YOUR TASK:
List all lines in the material below that contain "شاپی".
[BEGIN PROVIDED RECORDS]
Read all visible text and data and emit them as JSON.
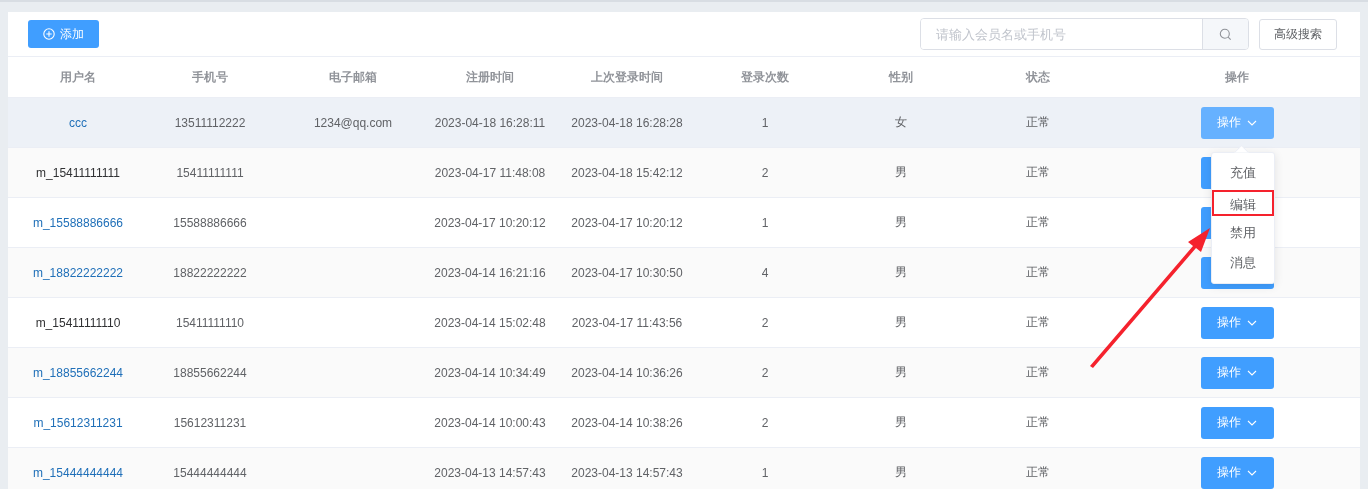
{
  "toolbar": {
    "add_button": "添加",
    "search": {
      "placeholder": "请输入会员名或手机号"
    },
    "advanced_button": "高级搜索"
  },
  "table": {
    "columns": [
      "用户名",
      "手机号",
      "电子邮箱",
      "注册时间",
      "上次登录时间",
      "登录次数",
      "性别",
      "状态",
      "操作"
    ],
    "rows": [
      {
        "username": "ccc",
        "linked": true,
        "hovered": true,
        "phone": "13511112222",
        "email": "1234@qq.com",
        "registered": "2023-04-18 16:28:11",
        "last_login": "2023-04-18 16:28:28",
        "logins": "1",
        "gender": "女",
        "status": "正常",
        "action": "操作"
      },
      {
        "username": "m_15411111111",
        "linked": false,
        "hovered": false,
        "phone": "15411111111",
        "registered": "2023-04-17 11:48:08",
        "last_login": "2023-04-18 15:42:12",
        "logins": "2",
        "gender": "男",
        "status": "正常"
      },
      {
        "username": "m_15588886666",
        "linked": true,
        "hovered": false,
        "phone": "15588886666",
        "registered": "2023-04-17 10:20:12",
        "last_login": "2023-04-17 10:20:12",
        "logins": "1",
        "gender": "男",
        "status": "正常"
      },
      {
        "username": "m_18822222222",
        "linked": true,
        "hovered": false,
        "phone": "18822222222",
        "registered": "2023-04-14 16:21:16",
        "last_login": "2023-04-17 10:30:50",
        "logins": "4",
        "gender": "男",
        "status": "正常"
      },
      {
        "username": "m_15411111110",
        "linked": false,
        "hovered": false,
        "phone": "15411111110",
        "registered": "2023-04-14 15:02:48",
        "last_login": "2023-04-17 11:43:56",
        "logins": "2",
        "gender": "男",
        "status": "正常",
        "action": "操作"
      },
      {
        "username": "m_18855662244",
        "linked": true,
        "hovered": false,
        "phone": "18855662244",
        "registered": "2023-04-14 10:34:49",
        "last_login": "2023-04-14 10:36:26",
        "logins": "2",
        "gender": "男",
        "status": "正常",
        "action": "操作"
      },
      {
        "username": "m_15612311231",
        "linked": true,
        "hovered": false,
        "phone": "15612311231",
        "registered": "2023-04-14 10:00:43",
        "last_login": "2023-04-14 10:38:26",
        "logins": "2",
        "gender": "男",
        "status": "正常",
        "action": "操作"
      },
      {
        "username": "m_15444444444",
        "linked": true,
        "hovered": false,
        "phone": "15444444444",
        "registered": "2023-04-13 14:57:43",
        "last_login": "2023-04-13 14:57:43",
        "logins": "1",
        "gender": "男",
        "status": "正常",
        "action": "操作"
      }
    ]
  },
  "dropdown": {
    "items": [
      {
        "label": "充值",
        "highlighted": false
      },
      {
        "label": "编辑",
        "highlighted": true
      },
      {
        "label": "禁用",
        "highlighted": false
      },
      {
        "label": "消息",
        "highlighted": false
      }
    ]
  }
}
[END PROVIDED RECORDS]
[BEGIN PROVIDED RECORDS]
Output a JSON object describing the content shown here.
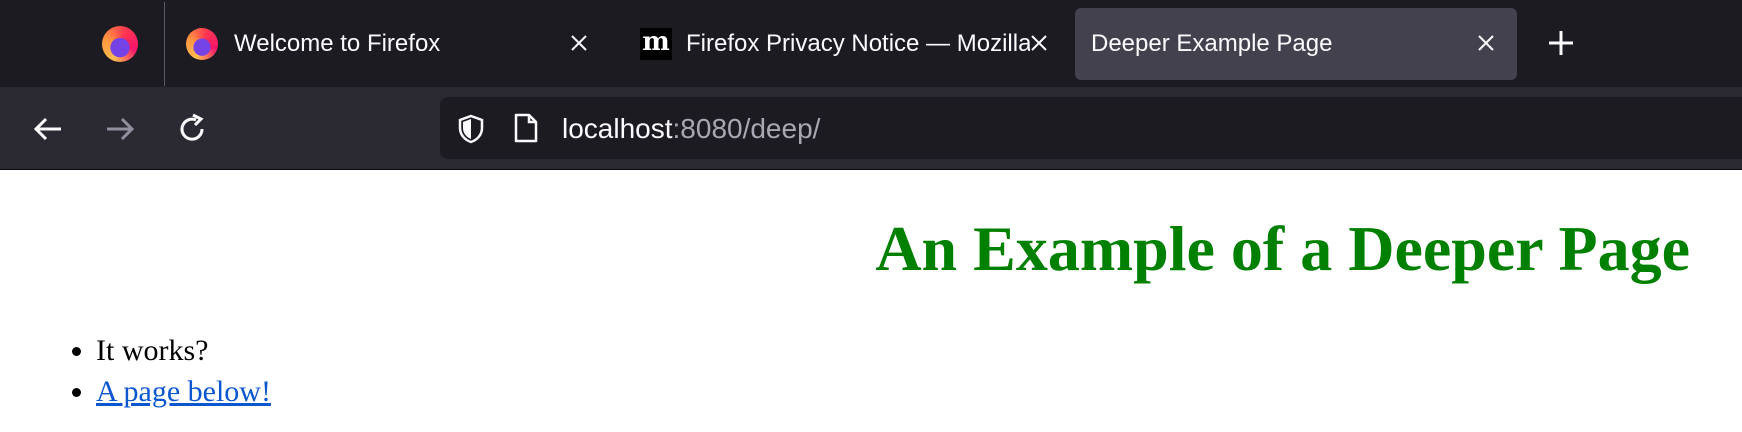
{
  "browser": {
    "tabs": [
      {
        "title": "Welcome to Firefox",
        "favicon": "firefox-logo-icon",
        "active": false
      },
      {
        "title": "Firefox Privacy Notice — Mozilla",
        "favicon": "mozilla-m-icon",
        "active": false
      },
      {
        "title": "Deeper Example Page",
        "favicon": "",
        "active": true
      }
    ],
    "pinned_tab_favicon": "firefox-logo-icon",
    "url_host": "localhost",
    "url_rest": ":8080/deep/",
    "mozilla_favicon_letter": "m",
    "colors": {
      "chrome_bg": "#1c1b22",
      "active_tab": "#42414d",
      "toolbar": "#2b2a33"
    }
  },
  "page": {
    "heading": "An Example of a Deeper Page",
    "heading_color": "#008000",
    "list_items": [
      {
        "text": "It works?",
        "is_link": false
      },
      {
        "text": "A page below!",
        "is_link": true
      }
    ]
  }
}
[END PROVIDED RECORDS]
[BEGIN PROVIDED RECORDS]
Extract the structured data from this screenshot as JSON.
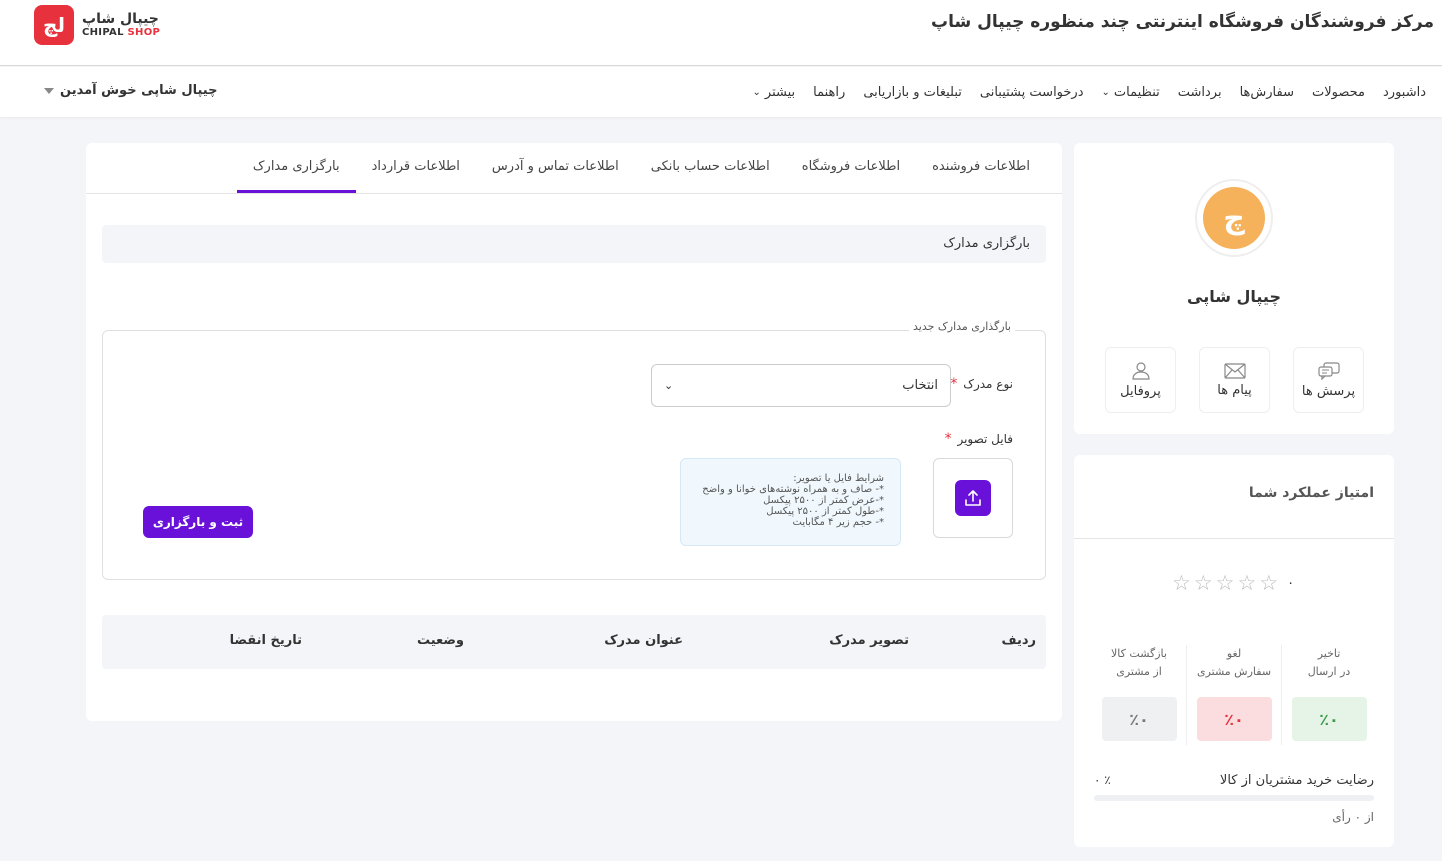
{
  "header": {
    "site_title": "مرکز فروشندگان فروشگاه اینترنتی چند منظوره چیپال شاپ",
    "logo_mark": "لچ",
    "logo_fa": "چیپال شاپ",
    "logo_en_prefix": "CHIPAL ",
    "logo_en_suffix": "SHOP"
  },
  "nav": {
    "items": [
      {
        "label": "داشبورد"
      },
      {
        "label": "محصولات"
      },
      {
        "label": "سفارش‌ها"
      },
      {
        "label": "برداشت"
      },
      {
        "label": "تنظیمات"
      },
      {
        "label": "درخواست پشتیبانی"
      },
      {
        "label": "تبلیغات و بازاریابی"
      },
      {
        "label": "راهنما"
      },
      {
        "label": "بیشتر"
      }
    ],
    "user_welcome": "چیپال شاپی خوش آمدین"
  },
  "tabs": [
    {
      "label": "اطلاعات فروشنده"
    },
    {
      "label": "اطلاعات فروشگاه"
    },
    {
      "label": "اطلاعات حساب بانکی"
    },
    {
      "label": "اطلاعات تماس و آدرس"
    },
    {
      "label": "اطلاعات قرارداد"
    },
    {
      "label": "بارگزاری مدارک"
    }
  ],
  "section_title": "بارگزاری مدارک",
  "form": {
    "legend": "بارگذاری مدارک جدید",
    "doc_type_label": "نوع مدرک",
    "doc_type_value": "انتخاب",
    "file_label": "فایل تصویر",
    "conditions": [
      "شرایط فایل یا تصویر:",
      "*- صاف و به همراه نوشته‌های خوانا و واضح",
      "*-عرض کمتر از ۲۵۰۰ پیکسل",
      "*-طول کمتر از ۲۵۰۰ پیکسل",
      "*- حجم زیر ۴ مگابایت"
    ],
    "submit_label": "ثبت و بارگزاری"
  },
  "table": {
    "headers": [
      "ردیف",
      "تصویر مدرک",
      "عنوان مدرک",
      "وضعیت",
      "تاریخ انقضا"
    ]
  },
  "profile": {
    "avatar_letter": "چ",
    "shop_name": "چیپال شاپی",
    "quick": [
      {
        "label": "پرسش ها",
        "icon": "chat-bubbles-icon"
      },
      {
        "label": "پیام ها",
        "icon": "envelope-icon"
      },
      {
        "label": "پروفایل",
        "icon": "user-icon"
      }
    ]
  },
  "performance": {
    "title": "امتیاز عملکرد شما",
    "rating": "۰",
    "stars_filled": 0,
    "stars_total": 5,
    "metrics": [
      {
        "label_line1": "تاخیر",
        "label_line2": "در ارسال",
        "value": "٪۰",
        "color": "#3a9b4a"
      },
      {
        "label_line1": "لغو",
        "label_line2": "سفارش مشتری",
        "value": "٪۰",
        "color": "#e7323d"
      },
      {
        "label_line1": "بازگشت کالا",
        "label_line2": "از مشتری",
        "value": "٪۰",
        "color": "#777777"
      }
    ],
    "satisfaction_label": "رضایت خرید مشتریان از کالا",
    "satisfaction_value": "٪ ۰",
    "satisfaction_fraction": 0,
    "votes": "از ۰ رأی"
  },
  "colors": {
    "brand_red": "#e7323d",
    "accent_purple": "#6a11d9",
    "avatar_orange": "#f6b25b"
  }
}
[END PROVIDED RECORDS]
SOLUTION:
    "user_welcome": "چیپال شاپی خوش آمدین"
    "shop_name": "چیپال شاپی",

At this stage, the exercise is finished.